## START DATA PROVIDED
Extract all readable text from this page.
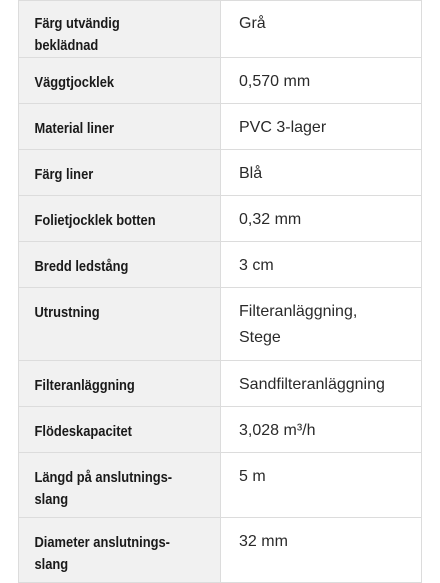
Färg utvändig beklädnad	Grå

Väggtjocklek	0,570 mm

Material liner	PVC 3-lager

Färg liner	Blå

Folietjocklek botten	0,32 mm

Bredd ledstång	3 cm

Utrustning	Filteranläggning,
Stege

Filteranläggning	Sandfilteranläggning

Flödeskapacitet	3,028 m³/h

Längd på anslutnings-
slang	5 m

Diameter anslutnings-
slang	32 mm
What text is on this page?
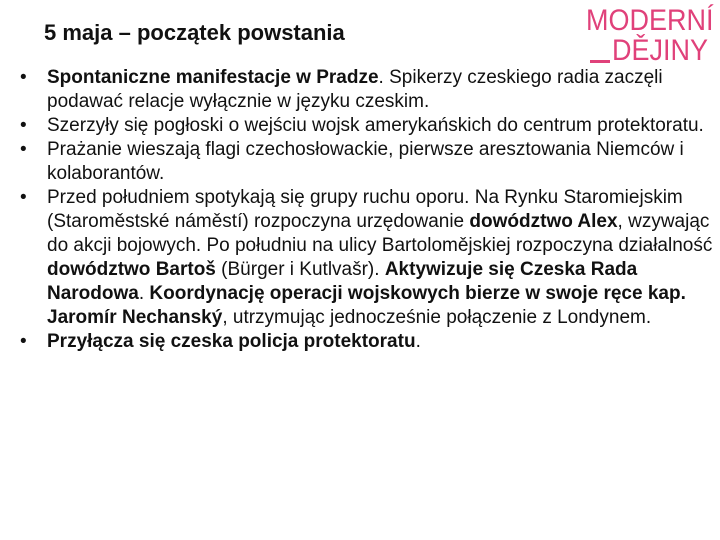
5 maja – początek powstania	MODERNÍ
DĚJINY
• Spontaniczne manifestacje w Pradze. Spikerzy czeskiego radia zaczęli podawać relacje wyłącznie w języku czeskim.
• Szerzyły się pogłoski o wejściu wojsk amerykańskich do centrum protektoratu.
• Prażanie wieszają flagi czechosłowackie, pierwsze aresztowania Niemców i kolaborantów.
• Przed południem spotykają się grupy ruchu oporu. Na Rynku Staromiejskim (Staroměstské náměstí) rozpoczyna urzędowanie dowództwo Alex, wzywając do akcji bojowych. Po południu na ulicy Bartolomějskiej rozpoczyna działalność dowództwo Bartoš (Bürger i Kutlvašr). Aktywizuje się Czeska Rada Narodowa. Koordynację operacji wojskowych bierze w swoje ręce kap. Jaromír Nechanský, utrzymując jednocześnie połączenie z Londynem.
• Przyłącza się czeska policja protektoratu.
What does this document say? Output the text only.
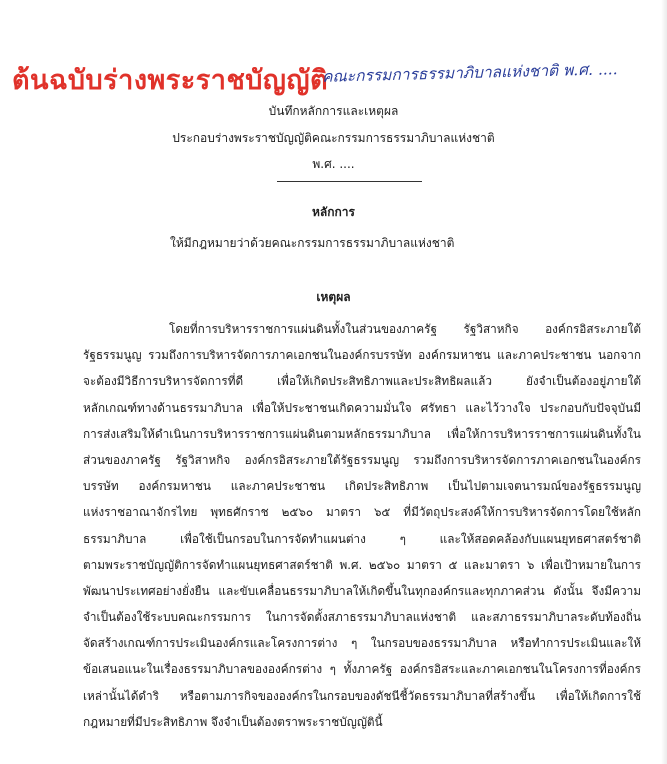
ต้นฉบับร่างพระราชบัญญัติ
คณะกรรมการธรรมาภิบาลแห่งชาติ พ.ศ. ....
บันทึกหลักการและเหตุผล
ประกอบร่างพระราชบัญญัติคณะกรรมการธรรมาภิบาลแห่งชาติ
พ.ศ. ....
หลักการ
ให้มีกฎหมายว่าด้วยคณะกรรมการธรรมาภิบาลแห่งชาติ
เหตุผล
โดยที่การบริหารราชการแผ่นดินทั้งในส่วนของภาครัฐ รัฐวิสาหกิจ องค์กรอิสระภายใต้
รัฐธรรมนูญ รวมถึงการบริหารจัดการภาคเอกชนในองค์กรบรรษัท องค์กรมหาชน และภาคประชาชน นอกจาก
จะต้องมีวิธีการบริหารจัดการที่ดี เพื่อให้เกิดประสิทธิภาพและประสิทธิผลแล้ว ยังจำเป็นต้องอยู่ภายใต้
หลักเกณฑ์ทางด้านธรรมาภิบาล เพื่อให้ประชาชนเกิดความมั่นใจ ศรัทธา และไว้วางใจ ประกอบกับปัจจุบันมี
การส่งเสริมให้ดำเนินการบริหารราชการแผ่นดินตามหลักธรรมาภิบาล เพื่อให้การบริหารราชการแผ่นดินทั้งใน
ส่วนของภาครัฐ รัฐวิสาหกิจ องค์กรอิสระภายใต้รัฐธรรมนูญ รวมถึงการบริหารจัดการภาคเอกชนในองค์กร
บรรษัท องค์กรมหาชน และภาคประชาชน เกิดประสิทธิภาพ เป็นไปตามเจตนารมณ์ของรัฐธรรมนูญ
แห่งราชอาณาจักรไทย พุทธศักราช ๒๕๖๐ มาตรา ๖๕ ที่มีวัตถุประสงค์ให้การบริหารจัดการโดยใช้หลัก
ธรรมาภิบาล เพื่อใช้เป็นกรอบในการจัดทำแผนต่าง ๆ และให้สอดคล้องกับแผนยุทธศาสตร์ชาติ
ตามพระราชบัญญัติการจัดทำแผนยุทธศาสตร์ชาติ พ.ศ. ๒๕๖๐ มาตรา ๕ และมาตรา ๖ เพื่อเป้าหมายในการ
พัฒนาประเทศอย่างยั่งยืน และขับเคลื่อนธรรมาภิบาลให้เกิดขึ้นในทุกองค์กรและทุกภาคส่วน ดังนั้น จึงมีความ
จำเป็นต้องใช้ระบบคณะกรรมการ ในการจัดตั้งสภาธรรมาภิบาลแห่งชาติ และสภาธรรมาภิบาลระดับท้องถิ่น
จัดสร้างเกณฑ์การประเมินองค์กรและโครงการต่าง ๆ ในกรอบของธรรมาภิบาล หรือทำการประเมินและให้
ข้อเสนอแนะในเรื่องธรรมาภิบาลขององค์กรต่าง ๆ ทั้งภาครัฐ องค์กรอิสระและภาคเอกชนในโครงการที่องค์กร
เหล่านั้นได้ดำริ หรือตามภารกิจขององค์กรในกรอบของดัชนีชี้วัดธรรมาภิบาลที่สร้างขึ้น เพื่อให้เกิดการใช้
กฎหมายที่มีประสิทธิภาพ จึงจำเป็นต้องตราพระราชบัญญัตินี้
## END DATA PROVIDED
Gather each line in the entries above where the string "างพระราชบ" is found.

* _REPLY_
ต้นฉบับร่างพระราชบัญญัติ
ประกอบร่างพระราชบัญญัติคณะกรรมการธรรมาภิบาลแห่งชาติ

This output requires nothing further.